* Task objective *
Make an exact copy of all the entries, but do not reproduce the pictures.

++++

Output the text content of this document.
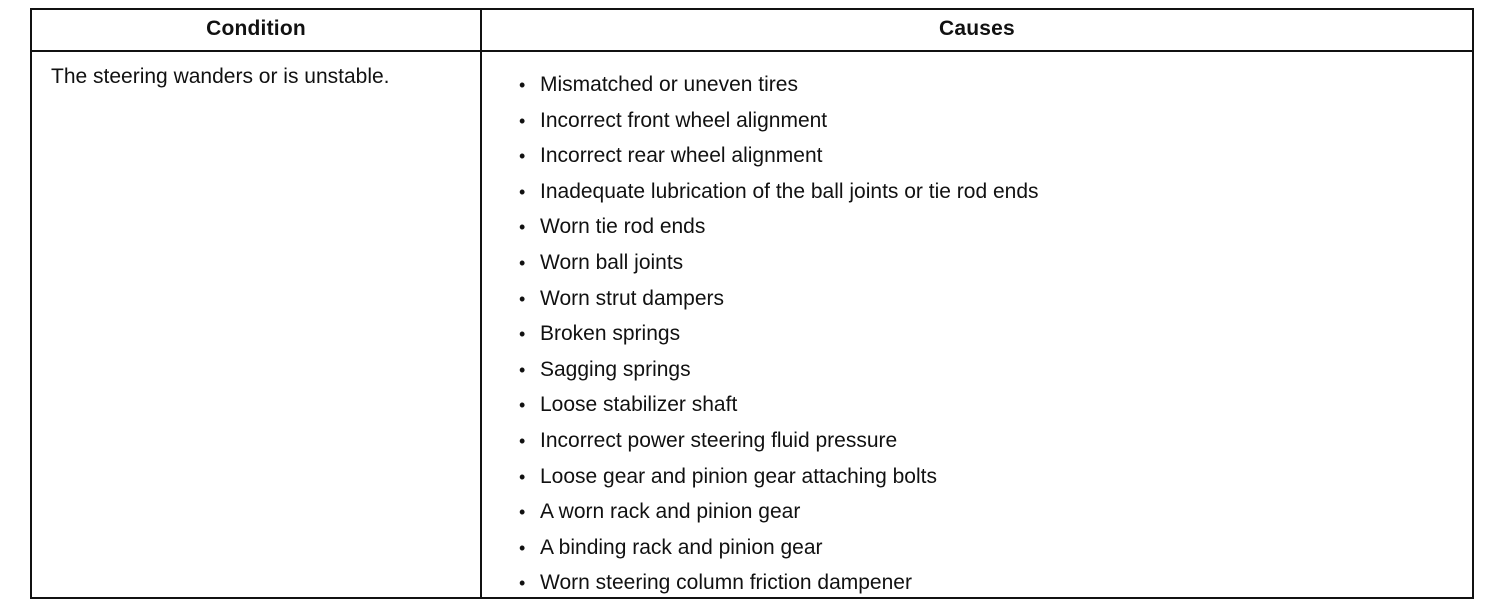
Condition	Causes
The steering wanders or is unstable.	• Mismatched or uneven tires
• Incorrect front wheel alignment
• Incorrect rear wheel alignment
• Inadequate lubrication of the ball joints or tie rod ends
• Worn tie rod ends
• Worn ball joints
• Worn strut dampers
• Broken springs
• Sagging springs
• Loose stabilizer shaft
• Incorrect power steering fluid pressure
• Loose gear and pinion gear attaching bolts
• A worn rack and pinion gear
• A binding rack and pinion gear
• Worn steering column friction dampener
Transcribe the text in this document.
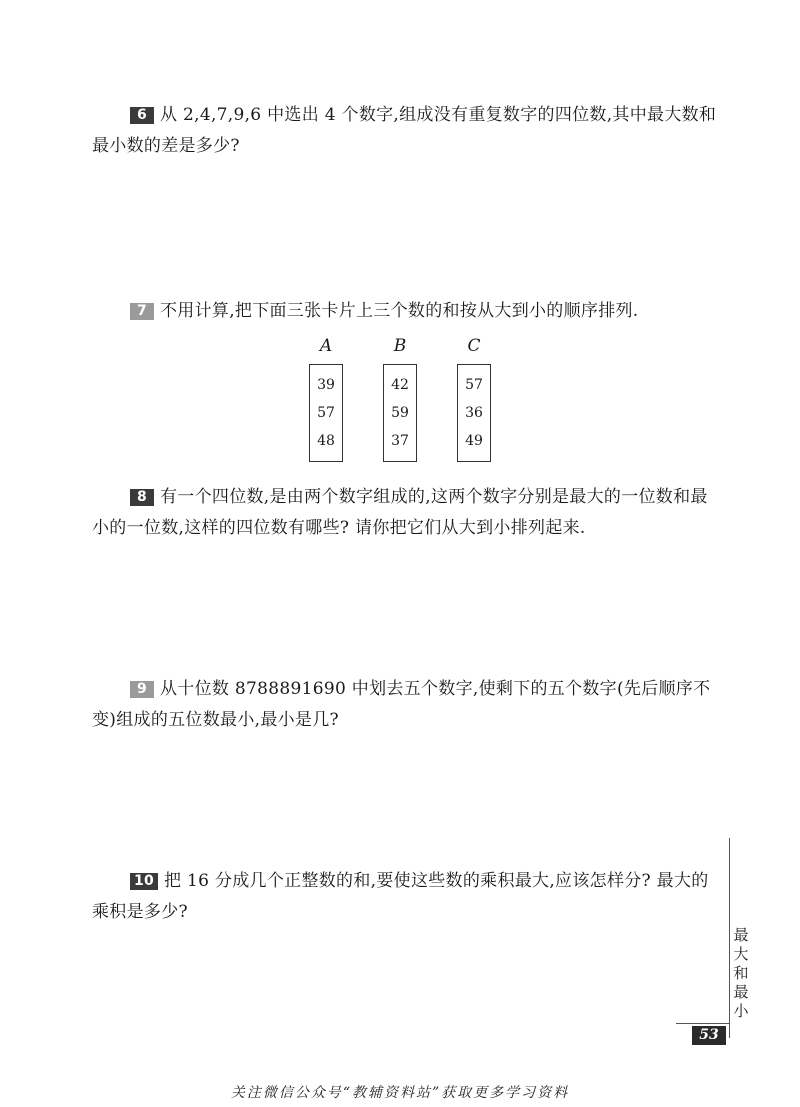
6 从 2,4,7,9,6 中选出 4 个数字,组成没有重复数字的四位数,其中最大数和最小数的差是多少?
7 不用计算,把下面三张卡片上三个数的和按从大到小的顺序排列.
A
39
57
48
B
42
59
37
C
57
36
49
8 有一个四位数,是由两个数字组成的,这两个数字分别是最大的一位数和最小的一位数,这样的四位数有哪些? 请你把它们从大到小排列起来.
9 从十位数 8788891690 中划去五个数字,使剩下的五个数字(先后顺序不变)组成的五位数最小,最小是几?
10 把 16 分成几个正整数的和,要使这些数的乘积最大,应该怎样分? 最大的乘积是多少?
最
大
和
最
小
53
关注微信公众号“教辅资料站”获取更多学习资料
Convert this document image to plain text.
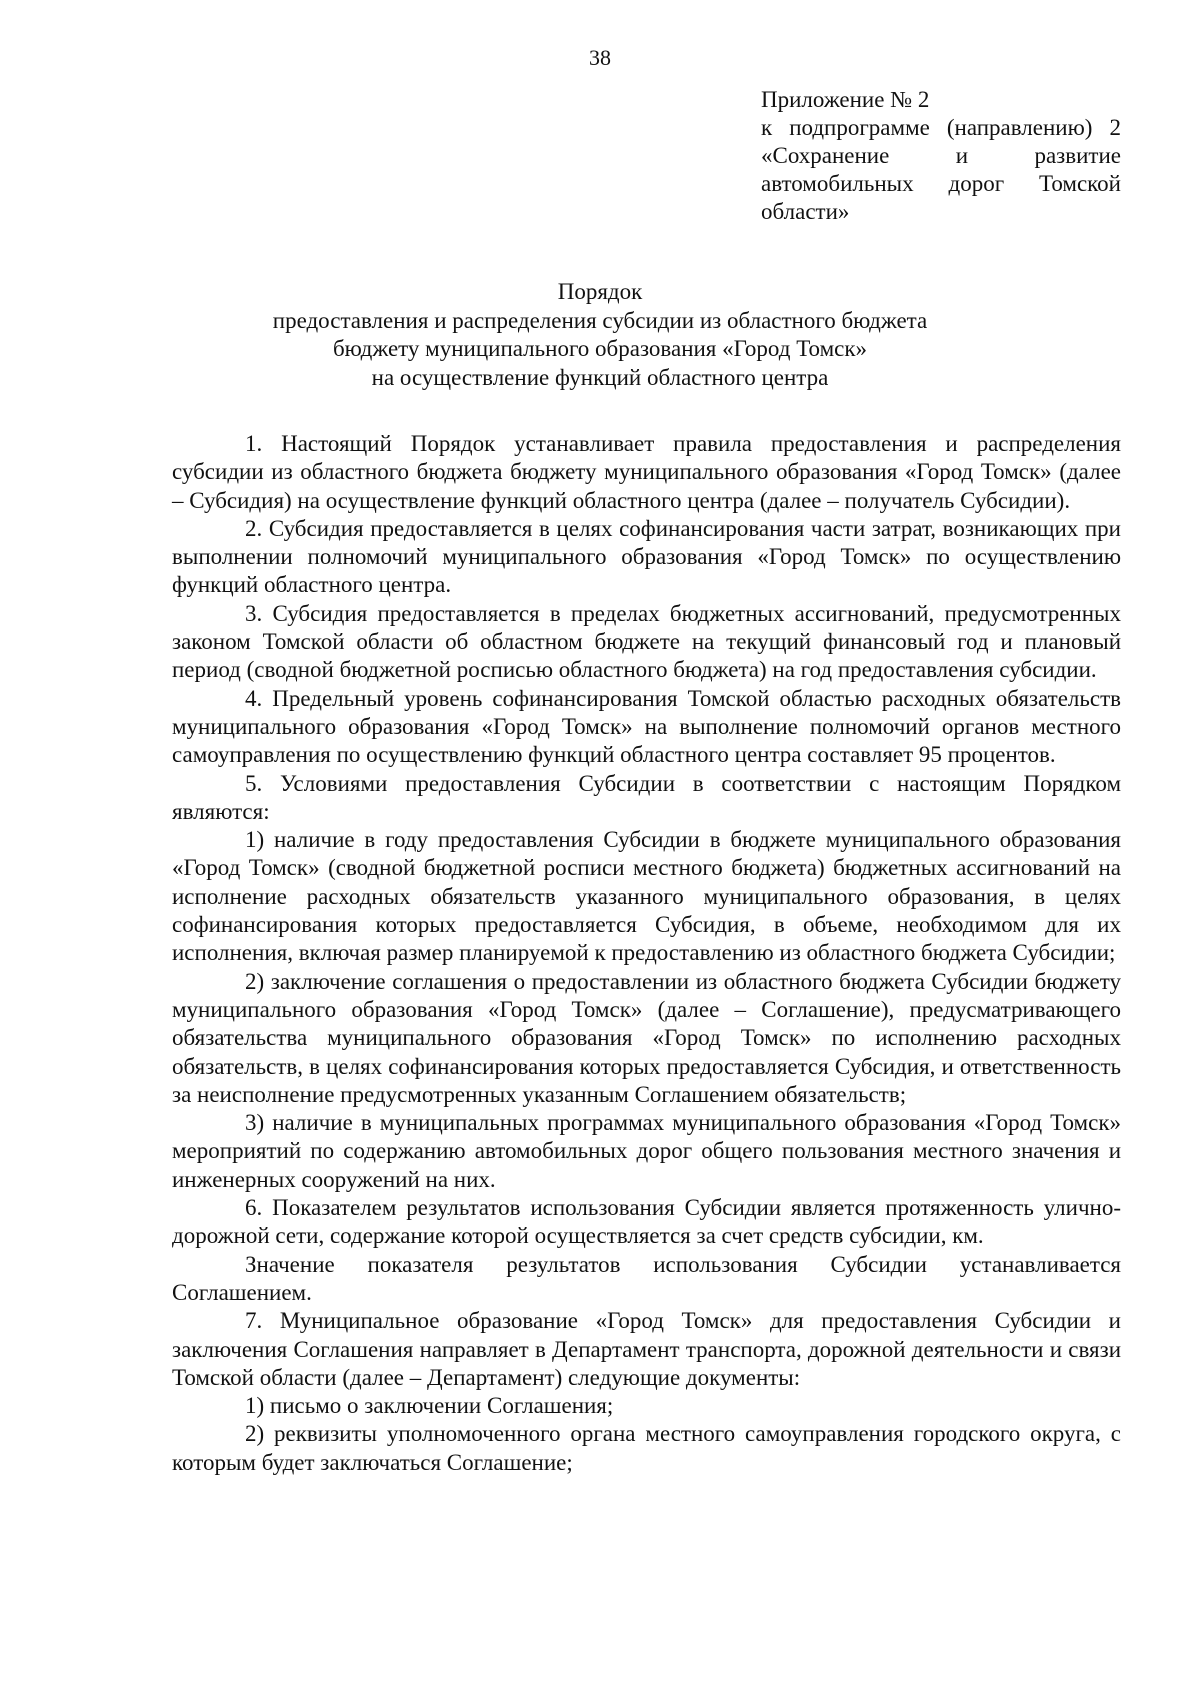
38
Приложение № 2
к подпрограмме (направлению) 2
«Сохранение и развитие
автомобильных дорог Томской
области»
Порядок
предоставления и распределения субсидии из областного бюджета
бюджету муниципального образования «Город Томск»
на осуществление функций областного центра

1. Настоящий Порядок устанавливает правила предоставления и распределения субсидии из областного бюджета бюджету муниципального образования «Город Томск» (далее – Субсидия) на осуществление функций областного центра (далее – получатель Субсидии).

2. Субсидия предоставляется в целях софинансирования части затрат, возникающих при выполнении полномочий муниципального образования «Город Томск» по осуществлению функций областного центра.

3. Субсидия предоставляется в пределах бюджетных ассигнований, предусмотренных законом Томской области об областном бюджете на текущий финансовый год и плановый период (сводной бюджетной росписью областного бюджета) на год предоставления субсидии.

4. Предельный уровень софинансирования Томской областью расходных обязательств муниципального образования «Город Томск» на выполнение полномочий органов местного самоуправления по осуществлению функций областного центра составляет 95 процентов.

5. Условиями предоставления Субсидии в соответствии с настоящим Порядком являются:

1) наличие в году предоставления Субсидии в бюджете муниципального образования «Город Томск» (сводной бюджетной росписи местного бюджета) бюджетных ассигнований на исполнение расходных обязательств указанного муниципального образования, в целях софинансирования которых предоставляется Субсидия, в объеме, необходимом для их исполнения, включая размер планируемой к предоставлению из областного бюджета Субсидии;

2) заключение соглашения о предоставлении из областного бюджета Субсидии бюджету муниципального образования «Город Томск» (далее – Соглашение), предусматривающего обязательства муниципального образования «Город Томск» по исполнению расходных обязательств, в целях софинансирования которых предоставляется Субсидия, и ответственность за неисполнение предусмотренных указанным Соглашением обязательств;

3) наличие в муниципальных программах муниципального образования «Город Томск» мероприятий по содержанию автомобильных дорог общего пользования местного значения и инженерных сооружений на них.

6. Показателем результатов использования Субсидии является протяженность улично-дорожной сети, содержание которой осуществляется за счет средств субсидии, км.

Значение показателя результатов использования Субсидии устанавливается Соглашением.

7. Муниципальное образование «Город Томск» для предоставления Субсидии и заключения Соглашения направляет в Департамент транспорта, дорожной деятельности и связи Томской области (далее – Департамент) следующие документы:

1) письмо о заключении Соглашения;

2) реквизиты уполномоченного органа местного самоуправления городского округа, с которым будет заключаться Соглашение;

++++

* Solution *
Output the text content of this document.
Condition	Causes
The steering wanders or is unstable.	• Mismatched or uneven tires
• Incorrect front wheel alignment
• Incorrect rear wheel alignment
• Inadequate lubrication of the ball joints or tie rod ends
• Worn tie rod ends
• Worn ball joints
• Worn strut dampers
• Broken springs
• Sagging springs
• Loose stabilizer shaft
• Incorrect power steering fluid pressure
• Loose gear and pinion gear attaching bolts
• A worn rack and pinion gear
• A binding rack and pinion gear
• Worn steering column friction dampener
Transcribe the text in this document.
6 从 2,4,7,9,6 中选出 4 个数字,组成没有重复数字的四位数,其中最大数和最小数的差是多少?
7 不用计算,把下面三张卡片上三个数的和按从大到小的顺序排列.
A
39
57
48
B
42
59
37
C
57
36
49
8 有一个四位数,是由两个数字组成的,这两个数字分别是最大的一位数和最小的一位数,这样的四位数有哪些? 请你把它们从大到小排列起来.
9 从十位数 8788891690 中划去五个数字,使剩下的五个数字(先后顺序不变)组成的五位数最小,最小是几?
10 把 16 分成几个正整数的和,要使这些数的乘积最大,应该怎样分? 最大的乘积是多少?
最
大
和
最
小
53
关注微信公众号“教辅资料站”获取更多学习资料
Convert this document image to plain text.
38
Приложение № 2
к подпрограмме (направлению) 2
«Сохранение и развитие
автомобильных дорог Томской
области»
Порядок
предоставления и распределения субсидии из областного бюджета
бюджету муниципального образования «Город Томск»
на осуществление функций областного центра

1. Настоящий Порядок устанавливает правила предоставления и распределения субсидии из областного бюджета бюджету муниципального образования «Город Томск» (далее – Субсидия) на осуществление функций областного центра (далее – получатель Субсидии).

2. Субсидия предоставляется в целях софинансирования части затрат, возникающих при выполнении полномочий муниципального образования «Город Томск» по осуществлению функций областного центра.

3. Субсидия предоставляется в пределах бюджетных ассигнований, предусмотренных законом Томской области об областном бюджете на текущий финансовый год и плановый период (сводной бюджетной росписью областного бюджета) на год предоставления субсидии.

4. Предельный уровень софинансирования Томской областью расходных обязательств муниципального образования «Город Томск» на выполнение полномочий органов местного самоуправления по осуществлению функций областного центра составляет 95 процентов.

5. Условиями предоставления Субсидии в соответствии с настоящим Порядком являются:

1) наличие в году предоставления Субсидии в бюджете муниципального образования «Город Томск» (сводной бюджетной росписи местного бюджета) бюджетных ассигнований на исполнение расходных обязательств указанного муниципального образования, в целях софинансирования которых предоставляется Субсидия, в объеме, необходимом для их исполнения, включая размер планируемой к предоставлению из областного бюджета Субсидии;

2) заключение соглашения о предоставлении из областного бюджета Субсидии бюджету муниципального образования «Город Томск» (далее – Соглашение), предусматривающего обязательства муниципального образования «Город Томск» по исполнению расходных обязательств, в целях софинансирования которых предоставляется Субсидия, и ответственность за неисполнение предусмотренных указанным Соглашением обязательств;

3) наличие в муниципальных программах муниципального образования «Город Томск» мероприятий по содержанию автомобильных дорог общего пользования местного значения и инженерных сооружений на них.

6. Показателем результатов использования Субсидии является протяженность улично-дорожной сети, содержание которой осуществляется за счет средств субсидии, км.

Значение показателя результатов использования Субсидии устанавливается Соглашением.

7. Муниципальное образование «Город Томск» для предоставления Субсидии и заключения Соглашения направляет в Департамент транспорта, дорожной деятельности и связи Томской области (далее – Департамент) следующие документы:

1) письмо о заключении Соглашения;

2) реквизиты уполномоченного органа местного самоуправления городского округа, с которым будет заключаться Соглашение;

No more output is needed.